§ **Your instructions**: Would you return all of this data exactly, leaving nothing out?

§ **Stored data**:
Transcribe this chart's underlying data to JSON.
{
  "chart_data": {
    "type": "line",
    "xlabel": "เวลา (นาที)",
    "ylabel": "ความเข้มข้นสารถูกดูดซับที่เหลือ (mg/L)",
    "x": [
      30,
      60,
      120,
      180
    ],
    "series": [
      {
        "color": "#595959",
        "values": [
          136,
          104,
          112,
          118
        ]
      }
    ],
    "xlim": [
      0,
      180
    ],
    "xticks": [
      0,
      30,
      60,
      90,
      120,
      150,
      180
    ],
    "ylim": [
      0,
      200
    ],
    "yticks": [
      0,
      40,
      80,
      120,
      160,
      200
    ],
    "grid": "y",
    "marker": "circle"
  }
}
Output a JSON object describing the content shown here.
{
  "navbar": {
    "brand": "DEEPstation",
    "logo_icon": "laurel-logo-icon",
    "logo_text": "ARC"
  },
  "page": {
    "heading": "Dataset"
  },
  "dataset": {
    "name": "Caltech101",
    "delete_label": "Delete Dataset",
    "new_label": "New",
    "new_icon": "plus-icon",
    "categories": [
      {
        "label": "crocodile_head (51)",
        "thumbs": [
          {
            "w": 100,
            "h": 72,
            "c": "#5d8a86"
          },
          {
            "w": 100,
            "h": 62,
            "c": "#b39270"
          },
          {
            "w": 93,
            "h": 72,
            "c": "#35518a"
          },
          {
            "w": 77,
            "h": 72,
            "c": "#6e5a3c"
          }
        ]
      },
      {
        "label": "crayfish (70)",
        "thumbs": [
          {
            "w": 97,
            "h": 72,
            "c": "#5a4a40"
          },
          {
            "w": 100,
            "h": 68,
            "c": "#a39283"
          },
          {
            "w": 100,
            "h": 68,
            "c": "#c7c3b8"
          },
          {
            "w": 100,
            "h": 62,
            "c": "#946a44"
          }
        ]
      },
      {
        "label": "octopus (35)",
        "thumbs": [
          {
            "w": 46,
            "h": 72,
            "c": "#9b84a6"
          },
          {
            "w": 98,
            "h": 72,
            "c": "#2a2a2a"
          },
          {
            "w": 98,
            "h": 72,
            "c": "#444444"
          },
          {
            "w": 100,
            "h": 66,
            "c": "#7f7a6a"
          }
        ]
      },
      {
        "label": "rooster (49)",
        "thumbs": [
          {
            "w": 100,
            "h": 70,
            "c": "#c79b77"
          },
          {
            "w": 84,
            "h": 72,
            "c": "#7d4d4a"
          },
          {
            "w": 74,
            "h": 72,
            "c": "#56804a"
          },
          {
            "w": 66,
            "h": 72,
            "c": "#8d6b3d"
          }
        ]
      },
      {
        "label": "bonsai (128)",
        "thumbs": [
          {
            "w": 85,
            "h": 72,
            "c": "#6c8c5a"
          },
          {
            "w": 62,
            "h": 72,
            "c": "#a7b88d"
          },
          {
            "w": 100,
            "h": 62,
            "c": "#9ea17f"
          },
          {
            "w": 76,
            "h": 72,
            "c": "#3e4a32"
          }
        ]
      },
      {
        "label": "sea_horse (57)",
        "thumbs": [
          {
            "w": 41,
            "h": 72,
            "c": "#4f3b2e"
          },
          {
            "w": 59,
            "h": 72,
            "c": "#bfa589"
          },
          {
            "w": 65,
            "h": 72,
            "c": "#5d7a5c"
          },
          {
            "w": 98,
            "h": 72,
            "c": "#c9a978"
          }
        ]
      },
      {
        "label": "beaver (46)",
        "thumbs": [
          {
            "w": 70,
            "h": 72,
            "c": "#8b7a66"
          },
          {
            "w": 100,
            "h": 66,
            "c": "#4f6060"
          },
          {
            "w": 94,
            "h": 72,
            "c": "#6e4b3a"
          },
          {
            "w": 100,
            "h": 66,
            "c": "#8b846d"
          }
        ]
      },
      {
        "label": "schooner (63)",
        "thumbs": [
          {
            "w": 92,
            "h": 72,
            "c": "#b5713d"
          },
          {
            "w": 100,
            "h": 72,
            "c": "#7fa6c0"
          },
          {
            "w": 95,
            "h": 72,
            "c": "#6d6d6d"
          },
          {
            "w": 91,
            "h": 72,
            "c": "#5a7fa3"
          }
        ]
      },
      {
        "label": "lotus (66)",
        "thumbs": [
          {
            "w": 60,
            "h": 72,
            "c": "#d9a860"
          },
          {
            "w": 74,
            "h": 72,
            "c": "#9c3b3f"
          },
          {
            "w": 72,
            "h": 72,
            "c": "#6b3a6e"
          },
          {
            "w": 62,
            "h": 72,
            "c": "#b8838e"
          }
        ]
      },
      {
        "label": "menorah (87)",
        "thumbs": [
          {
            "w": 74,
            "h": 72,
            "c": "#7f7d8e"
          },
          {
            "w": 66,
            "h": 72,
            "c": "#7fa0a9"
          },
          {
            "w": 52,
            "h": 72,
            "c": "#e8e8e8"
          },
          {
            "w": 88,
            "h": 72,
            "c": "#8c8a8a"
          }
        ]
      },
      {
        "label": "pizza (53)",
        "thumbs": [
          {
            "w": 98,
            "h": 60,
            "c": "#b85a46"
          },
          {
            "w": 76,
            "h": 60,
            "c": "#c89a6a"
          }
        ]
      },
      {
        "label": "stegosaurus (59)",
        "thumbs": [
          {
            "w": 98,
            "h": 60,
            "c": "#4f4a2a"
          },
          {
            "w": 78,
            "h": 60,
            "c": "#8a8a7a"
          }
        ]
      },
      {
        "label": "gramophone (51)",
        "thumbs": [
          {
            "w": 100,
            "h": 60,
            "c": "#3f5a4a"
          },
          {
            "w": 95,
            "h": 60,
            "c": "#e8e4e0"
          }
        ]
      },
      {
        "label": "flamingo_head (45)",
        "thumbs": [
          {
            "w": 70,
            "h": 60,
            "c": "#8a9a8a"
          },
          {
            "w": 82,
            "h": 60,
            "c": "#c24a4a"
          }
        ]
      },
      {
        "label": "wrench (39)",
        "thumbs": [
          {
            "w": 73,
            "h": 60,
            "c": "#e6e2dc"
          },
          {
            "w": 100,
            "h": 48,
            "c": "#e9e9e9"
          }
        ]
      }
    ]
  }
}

§ **Solution to the problem**:
Transcribe this chart's underlying data to JSON.
{
  "chart_data": {
    "type": "line",
    "xlabel": "เวลา (นาที)",
    "ylabel": "ความเข้มข้นสารถูกดูดซับที่เหลือ (mg/L)",
    "x": [
      30,
      60,
      120,
      180
    ],
    "series": [
      {
        "color": "#595959",
        "values": [
          136,
          104,
          112,
          118
        ]
      }
    ],
    "xlim": [
      0,
      180
    ],
    "xticks": [
      0,
      30,
      60,
      90,
      120,
      150,
      180
    ],
    "ylim": [
      0,
      200
    ],
    "yticks": [
      0,
      40,
      80,
      120,
      160,
      200
    ],
    "grid": "y",
    "marker": "circle"
  }
}
Output a JSON object describing the content shown here.
{
  "navbar": {
    "brand": "DEEPstation",
    "logo_icon": "laurel-logo-icon",
    "logo_text": "ARC"
  },
  "page": {
    "heading": "Dataset"
  },
  "dataset": {
    "name": "Caltech101",
    "delete_label": "Delete Dataset",
    "new_label": "New",
    "new_icon": "plus-icon",
    "categories": [
      {
        "label": "crocodile_head (51)",
        "thumbs": [
          {
            "w": 100,
            "h": 72,
            "c": "#5d8a86"
          },
          {
            "w": 100,
            "h": 62,
            "c": "#b39270"
          },
          {
            "w": 93,
            "h": 72,
            "c": "#35518a"
          },
          {
            "w": 77,
            "h": 72,
            "c": "#6e5a3c"
          }
        ]
      },
      {
        "label": "crayfish (70)",
        "thumbs": [
          {
            "w": 97,
            "h": 72,
            "c": "#5a4a40"
          },
          {
            "w": 100,
            "h": 68,
            "c": "#a39283"
          },
          {
            "w": 100,
            "h": 68,
            "c": "#c7c3b8"
          },
          {
            "w": 100,
            "h": 62,
            "c": "#946a44"
          }
        ]
      },
      {
        "label": "octopus (35)",
        "thumbs": [
          {
            "w": 46,
            "h": 72,
            "c": "#9b84a6"
          },
          {
            "w": 98,
            "h": 72,
            "c": "#2a2a2a"
          },
          {
            "w": 98,
            "h": 72,
            "c": "#444444"
          },
          {
            "w": 100,
            "h": 66,
            "c": "#7f7a6a"
          }
        ]
      },
      {
        "label": "rooster (49)",
        "thumbs": [
          {
            "w": 100,
            "h": 70,
            "c": "#c79b77"
          },
          {
            "w": 84,
            "h": 72,
            "c": "#7d4d4a"
          },
          {
            "w": 74,
            "h": 72,
            "c": "#56804a"
          },
          {
            "w": 66,
            "h": 72,
            "c": "#8d6b3d"
          }
        ]
      },
      {
        "label": "bonsai (128)",
        "thumbs": [
          {
            "w": 85,
            "h": 72,
            "c": "#6c8c5a"
          },
          {
            "w": 62,
            "h": 72,
            "c": "#a7b88d"
          },
          {
            "w": 100,
            "h": 62,
            "c": "#9ea17f"
          },
          {
            "w": 76,
            "h": 72,
            "c": "#3e4a32"
          }
        ]
      },
      {
        "label": "sea_horse (57)",
        "thumbs": [
          {
            "w": 41,
            "h": 72,
            "c": "#4f3b2e"
          },
          {
            "w": 59,
            "h": 72,
            "c": "#bfa589"
          },
          {
            "w": 65,
            "h": 72,
            "c": "#5d7a5c"
          },
          {
            "w": 98,
            "h": 72,
            "c": "#c9a978"
          }
        ]
      },
      {
        "label": "beaver (46)",
        "thumbs": [
          {
            "w": 70,
            "h": 72,
            "c": "#8b7a66"
          },
          {
            "w": 100,
            "h": 66,
            "c": "#4f6060"
          },
          {
            "w": 94,
            "h": 72,
            "c": "#6e4b3a"
          },
          {
            "w": 100,
            "h": 66,
            "c": "#8b846d"
          }
        ]
      },
      {
        "label": "schooner (63)",
        "thumbs": [
          {
            "w": 92,
            "h": 72,
            "c": "#b5713d"
          },
          {
            "w": 100,
            "h": 72,
            "c": "#7fa6c0"
          },
          {
            "w": 95,
            "h": 72,
            "c": "#6d6d6d"
          },
          {
            "w": 91,
            "h": 72,
            "c": "#5a7fa3"
          }
        ]
      },
      {
        "label": "lotus (66)",
        "thumbs": [
          {
            "w": 60,
            "h": 72,
            "c": "#d9a860"
          },
          {
            "w": 74,
            "h": 72,
            "c": "#9c3b3f"
          },
          {
            "w": 72,
            "h": 72,
            "c": "#6b3a6e"
          },
          {
            "w": 62,
            "h": 72,
            "c": "#b8838e"
          }
        ]
      },
      {
        "label": "menorah (87)",
        "thumbs": [
          {
            "w": 74,
            "h": 72,
            "c": "#7f7d8e"
          },
          {
            "w": 66,
            "h": 72,
            "c": "#7fa0a9"
          },
          {
            "w": 52,
            "h": 72,
            "c": "#e8e8e8"
          },
          {
            "w": 88,
            "h": 72,
            "c": "#8c8a8a"
          }
        ]
      },
      {
        "label": "pizza (53)",
        "thumbs": [
          {
            "w": 98,
            "h": 60,
            "c": "#b85a46"
          },
          {
            "w": 76,
            "h": 60,
            "c": "#c89a6a"
          }
        ]
      },
      {
        "label": "stegosaurus (59)",
        "thumbs": [
          {
            "w": 98,
            "h": 60,
            "c": "#4f4a2a"
          },
          {
            "w": 78,
            "h": 60,
            "c": "#8a8a7a"
          }
        ]
      },
      {
        "label": "gramophone (51)",
        "thumbs": [
          {
            "w": 100,
            "h": 60,
            "c": "#3f5a4a"
          },
          {
            "w": 95,
            "h": 60,
            "c": "#e8e4e0"
          }
        ]
      },
      {
        "label": "flamingo_head (45)",
        "thumbs": [
          {
            "w": 70,
            "h": 60,
            "c": "#8a9a8a"
          },
          {
            "w": 82,
            "h": 60,
            "c": "#c24a4a"
          }
        ]
      },
      {
        "label": "wrench (39)",
        "thumbs": [
          {
            "w": 73,
            "h": 60,
            "c": "#e6e2dc"
          },
          {
            "w": 100,
            "h": 48,
            "c": "#e9e9e9"
          }
        ]
      }
    ]
  }
}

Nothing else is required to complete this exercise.